_THE PROBLEM:_ Select the lines that contain "text" and copy each of them.

************

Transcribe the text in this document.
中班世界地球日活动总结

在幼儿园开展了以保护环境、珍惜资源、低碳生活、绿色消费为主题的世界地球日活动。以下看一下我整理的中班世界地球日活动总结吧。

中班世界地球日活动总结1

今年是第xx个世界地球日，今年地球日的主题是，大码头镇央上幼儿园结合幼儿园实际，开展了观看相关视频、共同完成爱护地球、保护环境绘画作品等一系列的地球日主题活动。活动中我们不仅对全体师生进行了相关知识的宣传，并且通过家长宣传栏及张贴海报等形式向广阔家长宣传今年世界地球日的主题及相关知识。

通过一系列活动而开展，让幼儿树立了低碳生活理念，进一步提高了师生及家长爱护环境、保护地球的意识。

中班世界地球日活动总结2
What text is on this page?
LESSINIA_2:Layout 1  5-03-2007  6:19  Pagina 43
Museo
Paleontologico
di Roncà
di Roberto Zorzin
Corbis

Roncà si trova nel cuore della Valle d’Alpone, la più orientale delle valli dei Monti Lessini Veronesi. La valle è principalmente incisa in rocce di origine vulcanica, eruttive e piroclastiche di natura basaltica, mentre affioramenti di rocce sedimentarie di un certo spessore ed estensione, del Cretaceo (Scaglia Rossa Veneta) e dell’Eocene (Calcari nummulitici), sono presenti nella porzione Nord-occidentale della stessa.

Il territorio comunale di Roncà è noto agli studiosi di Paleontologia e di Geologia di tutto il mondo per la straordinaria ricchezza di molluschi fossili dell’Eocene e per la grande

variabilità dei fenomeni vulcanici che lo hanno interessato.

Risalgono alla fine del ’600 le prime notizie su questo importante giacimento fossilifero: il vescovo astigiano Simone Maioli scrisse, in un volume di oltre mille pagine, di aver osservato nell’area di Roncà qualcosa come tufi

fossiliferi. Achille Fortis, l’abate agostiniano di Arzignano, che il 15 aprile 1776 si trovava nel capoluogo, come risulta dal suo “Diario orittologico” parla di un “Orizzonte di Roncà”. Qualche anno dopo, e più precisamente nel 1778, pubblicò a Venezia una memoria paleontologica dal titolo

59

************

_SOLUTION TO THIS EXERCISE:_
Transcribe the text in this document.
What text is on this page?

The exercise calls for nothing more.